_Information provided_:
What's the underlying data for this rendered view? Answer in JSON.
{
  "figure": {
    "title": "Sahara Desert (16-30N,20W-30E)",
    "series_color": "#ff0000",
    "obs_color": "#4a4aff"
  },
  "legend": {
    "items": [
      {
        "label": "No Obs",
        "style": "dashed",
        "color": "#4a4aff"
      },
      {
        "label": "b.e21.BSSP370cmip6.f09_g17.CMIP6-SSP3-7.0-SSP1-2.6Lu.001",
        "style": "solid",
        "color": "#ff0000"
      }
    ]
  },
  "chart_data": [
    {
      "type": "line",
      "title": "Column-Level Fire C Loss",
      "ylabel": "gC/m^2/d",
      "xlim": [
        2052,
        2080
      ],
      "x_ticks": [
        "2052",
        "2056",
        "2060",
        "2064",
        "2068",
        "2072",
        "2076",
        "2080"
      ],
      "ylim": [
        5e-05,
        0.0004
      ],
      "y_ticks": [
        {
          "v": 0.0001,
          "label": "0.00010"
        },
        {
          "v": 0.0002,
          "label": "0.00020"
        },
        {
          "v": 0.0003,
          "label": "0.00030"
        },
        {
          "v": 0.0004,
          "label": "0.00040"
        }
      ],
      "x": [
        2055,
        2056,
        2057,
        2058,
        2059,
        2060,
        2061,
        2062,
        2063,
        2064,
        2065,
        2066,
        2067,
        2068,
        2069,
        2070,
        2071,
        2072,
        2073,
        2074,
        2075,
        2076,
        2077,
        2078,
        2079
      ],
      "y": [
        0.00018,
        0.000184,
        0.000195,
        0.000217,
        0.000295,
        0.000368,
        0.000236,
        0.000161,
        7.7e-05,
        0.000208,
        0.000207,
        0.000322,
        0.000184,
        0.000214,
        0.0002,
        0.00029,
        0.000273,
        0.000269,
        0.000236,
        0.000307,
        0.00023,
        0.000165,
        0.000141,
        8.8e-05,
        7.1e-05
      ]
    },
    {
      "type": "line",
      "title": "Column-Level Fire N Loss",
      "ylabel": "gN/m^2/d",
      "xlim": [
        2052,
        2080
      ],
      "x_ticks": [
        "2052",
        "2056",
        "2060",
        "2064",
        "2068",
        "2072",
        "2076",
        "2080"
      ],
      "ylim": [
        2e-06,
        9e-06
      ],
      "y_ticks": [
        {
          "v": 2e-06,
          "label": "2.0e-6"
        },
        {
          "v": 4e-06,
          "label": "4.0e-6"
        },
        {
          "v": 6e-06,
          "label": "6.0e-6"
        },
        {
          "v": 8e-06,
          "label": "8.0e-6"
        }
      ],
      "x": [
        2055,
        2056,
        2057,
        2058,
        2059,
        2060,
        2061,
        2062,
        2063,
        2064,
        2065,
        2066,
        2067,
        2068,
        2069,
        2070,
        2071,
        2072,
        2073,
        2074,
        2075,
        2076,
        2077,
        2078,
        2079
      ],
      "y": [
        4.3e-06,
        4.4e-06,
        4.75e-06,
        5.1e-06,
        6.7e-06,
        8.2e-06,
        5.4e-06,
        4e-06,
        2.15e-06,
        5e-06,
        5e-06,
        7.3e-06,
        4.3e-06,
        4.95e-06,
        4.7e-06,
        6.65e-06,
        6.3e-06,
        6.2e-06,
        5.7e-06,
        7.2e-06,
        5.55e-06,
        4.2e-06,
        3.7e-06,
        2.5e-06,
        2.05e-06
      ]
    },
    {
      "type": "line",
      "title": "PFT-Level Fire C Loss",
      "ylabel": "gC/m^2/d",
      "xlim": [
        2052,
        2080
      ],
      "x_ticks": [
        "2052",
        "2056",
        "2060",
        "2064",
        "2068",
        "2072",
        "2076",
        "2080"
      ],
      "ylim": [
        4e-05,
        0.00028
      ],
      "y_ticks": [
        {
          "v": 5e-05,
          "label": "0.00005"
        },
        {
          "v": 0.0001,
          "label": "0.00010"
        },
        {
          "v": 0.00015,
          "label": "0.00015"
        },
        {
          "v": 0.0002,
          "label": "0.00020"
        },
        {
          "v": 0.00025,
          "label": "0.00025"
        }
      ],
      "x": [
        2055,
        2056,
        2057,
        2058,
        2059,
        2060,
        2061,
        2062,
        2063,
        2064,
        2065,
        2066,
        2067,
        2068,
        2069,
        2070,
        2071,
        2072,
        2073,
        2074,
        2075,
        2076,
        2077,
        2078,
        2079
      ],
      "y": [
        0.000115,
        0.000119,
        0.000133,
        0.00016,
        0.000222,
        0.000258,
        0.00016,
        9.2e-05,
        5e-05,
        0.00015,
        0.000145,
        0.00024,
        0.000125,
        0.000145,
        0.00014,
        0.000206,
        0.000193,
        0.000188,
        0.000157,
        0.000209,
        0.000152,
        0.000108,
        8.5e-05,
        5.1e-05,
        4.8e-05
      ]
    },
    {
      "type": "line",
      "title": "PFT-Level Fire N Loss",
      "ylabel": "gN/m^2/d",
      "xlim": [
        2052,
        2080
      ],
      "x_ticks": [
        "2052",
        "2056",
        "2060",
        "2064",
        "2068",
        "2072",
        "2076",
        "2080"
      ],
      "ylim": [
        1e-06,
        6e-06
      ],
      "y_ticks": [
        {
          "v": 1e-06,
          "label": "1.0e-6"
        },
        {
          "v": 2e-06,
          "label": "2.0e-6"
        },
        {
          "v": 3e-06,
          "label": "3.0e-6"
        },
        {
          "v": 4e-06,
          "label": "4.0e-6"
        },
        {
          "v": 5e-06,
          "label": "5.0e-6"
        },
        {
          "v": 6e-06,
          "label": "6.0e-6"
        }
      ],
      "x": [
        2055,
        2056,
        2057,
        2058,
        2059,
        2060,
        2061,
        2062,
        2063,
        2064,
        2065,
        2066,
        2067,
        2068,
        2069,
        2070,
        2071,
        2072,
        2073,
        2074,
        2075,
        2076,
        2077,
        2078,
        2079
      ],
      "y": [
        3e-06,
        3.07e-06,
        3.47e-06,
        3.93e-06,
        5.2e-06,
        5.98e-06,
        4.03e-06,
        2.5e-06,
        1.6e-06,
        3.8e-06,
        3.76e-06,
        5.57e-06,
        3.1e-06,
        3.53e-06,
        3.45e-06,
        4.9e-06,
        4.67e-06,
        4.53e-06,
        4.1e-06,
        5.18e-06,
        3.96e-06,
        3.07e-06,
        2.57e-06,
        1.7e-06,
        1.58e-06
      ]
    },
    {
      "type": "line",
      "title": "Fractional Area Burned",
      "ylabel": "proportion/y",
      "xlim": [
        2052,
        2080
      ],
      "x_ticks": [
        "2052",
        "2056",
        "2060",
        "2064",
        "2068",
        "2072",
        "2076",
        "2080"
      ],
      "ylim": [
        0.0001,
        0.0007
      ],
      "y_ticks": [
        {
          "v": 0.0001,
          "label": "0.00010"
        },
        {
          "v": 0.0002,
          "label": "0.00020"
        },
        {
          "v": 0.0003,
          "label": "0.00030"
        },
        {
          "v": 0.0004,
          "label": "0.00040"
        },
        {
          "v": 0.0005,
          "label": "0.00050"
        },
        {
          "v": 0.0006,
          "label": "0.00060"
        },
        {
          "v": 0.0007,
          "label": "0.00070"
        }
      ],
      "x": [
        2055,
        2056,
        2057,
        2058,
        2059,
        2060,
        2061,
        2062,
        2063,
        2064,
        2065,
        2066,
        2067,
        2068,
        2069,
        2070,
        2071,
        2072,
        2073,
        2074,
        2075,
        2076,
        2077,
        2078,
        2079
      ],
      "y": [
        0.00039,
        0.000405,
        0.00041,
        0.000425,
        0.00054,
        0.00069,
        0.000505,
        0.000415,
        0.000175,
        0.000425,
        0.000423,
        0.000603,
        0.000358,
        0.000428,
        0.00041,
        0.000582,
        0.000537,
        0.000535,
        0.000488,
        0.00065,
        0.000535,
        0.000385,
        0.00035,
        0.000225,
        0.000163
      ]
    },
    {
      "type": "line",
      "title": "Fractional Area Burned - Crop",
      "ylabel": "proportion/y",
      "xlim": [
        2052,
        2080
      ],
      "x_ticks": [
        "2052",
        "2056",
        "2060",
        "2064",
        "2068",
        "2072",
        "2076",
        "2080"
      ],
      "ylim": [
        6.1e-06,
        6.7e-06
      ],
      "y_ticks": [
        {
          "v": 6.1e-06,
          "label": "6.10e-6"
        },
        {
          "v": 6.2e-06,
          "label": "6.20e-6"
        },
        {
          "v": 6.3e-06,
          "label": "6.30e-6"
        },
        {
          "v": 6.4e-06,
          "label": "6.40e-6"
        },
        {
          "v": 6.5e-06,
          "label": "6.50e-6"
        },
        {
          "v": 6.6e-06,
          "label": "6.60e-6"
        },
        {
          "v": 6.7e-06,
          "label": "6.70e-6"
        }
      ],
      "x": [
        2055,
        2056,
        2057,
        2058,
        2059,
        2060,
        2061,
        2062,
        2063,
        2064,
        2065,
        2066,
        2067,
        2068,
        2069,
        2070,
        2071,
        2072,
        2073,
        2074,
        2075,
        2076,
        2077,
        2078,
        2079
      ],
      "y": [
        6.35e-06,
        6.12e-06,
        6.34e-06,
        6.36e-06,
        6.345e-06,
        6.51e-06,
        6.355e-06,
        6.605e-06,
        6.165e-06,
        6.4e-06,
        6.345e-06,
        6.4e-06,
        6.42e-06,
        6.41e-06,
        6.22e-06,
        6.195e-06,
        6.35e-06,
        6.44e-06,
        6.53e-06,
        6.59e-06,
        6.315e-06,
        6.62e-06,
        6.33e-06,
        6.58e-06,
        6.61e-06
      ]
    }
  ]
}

_Objective_: Read the lines above. Gather those in which the string "Fractional" is found.

_Answer to the problem_:
      "title": "Fractional Area Burned",
      "title": "Fractional Area Burned - Crop",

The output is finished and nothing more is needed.